» **EXERCISE INSTRUCTIONS**
Every record here should be printed again exactly.

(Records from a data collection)
※ ※ ※

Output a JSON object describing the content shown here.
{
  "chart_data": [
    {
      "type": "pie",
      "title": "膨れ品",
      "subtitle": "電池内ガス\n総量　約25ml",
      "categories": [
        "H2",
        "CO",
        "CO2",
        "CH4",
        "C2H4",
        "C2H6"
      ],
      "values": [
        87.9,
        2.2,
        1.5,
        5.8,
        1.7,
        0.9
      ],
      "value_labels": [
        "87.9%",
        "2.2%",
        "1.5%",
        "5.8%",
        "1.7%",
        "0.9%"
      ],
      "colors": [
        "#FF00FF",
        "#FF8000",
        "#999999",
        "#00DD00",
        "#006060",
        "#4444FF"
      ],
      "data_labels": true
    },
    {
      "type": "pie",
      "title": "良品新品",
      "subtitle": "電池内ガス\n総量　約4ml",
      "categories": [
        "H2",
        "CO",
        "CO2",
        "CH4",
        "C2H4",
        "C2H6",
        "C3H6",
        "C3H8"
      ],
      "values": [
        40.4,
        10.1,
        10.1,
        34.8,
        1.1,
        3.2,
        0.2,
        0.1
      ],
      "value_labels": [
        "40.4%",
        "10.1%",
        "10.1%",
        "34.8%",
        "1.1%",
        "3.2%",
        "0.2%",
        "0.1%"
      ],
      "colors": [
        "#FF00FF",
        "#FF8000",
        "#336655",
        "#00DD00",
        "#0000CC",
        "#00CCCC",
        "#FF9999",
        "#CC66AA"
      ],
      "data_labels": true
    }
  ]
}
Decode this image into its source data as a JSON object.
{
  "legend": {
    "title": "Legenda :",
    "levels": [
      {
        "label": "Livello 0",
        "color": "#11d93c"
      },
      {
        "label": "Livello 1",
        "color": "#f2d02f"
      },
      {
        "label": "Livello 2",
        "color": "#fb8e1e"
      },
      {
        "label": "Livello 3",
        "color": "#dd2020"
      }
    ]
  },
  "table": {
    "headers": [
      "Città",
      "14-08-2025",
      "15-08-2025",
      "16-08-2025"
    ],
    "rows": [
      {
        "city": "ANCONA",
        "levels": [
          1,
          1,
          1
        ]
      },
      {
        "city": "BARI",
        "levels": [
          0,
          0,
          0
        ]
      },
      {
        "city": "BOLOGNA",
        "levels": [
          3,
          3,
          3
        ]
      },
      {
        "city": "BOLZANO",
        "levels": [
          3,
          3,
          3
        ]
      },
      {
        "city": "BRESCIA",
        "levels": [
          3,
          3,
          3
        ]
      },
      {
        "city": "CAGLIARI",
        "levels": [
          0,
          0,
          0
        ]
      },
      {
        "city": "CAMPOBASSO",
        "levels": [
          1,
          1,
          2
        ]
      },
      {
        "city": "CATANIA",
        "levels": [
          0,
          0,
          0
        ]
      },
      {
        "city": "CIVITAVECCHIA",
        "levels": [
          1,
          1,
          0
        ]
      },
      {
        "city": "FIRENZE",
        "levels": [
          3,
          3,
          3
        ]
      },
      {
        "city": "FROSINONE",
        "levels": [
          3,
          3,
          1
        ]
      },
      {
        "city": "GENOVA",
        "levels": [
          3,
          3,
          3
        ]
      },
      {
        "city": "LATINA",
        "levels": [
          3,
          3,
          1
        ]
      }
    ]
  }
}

※ ※ ※

» **EXERCISE RESULT**
Output a JSON object describing the content shown here.
{
  "chart_data": [
    {
      "type": "pie",
      "title": "膨れ品",
      "subtitle": "電池内ガス\n総量　約25ml",
      "categories": [
        "H2",
        "CO",
        "CO2",
        "CH4",
        "C2H4",
        "C2H6"
      ],
      "values": [
        87.9,
        2.2,
        1.5,
        5.8,
        1.7,
        0.9
      ],
      "value_labels": [
        "87.9%",
        "2.2%",
        "1.5%",
        "5.8%",
        "1.7%",
        "0.9%"
      ],
      "colors": [
        "#FF00FF",
        "#FF8000",
        "#999999",
        "#00DD00",
        "#006060",
        "#4444FF"
      ],
      "data_labels": true
    },
    {
      "type": "pie",
      "title": "良品新品",
      "subtitle": "電池内ガス\n総量　約4ml",
      "categories": [
        "H2",
        "CO",
        "CO2",
        "CH4",
        "C2H4",
        "C2H6",
        "C3H6",
        "C3H8"
      ],
      "values": [
        40.4,
        10.1,
        10.1,
        34.8,
        1.1,
        3.2,
        0.2,
        0.1
      ],
      "value_labels": [
        "40.4%",
        "10.1%",
        "10.1%",
        "34.8%",
        "1.1%",
        "3.2%",
        "0.2%",
        "0.1%"
      ],
      "colors": [
        "#FF00FF",
        "#FF8000",
        "#336655",
        "#00DD00",
        "#0000CC",
        "#00CCCC",
        "#FF9999",
        "#CC66AA"
      ],
      "data_labels": true
    }
  ]
}
Decode this image into its source data as a JSON object.
{
  "legend": {
    "title": "Legenda :",
    "levels": [
      {
        "label": "Livello 0",
        "color": "#11d93c"
      },
      {
        "label": "Livello 1",
        "color": "#f2d02f"
      },
      {
        "label": "Livello 2",
        "color": "#fb8e1e"
      },
      {
        "label": "Livello 3",
        "color": "#dd2020"
      }
    ]
  },
  "table": {
    "headers": [
      "Città",
      "14-08-2025",
      "15-08-2025",
      "16-08-2025"
    ],
    "rows": [
      {
        "city": "ANCONA",
        "levels": [
          1,
          1,
          1
        ]
      },
      {
        "city": "BARI",
        "levels": [
          0,
          0,
          0
        ]
      },
      {
        "city": "BOLOGNA",
        "levels": [
          3,
          3,
          3
        ]
      },
      {
        "city": "BOLZANO",
        "levels": [
          3,
          3,
          3
        ]
      },
      {
        "city": "BRESCIA",
        "levels": [
          3,
          3,
          3
        ]
      },
      {
        "city": "CAGLIARI",
        "levels": [
          0,
          0,
          0
        ]
      },
      {
        "city": "CAMPOBASSO",
        "levels": [
          1,
          1,
          2
        ]
      },
      {
        "city": "CATANIA",
        "levels": [
          0,
          0,
          0
        ]
      },
      {
        "city": "CIVITAVECCHIA",
        "levels": [
          1,
          1,
          0
        ]
      },
      {
        "city": "FIRENZE",
        "levels": [
          3,
          3,
          3
        ]
      },
      {
        "city": "FROSINONE",
        "levels": [
          3,
          3,
          1
        ]
      },
      {
        "city": "GENOVA",
        "levels": [
          3,
          3,
          3
        ]
      },
      {
        "city": "LATINA",
        "levels": [
          3,
          3,
          1
        ]
      }
    ]
  }
}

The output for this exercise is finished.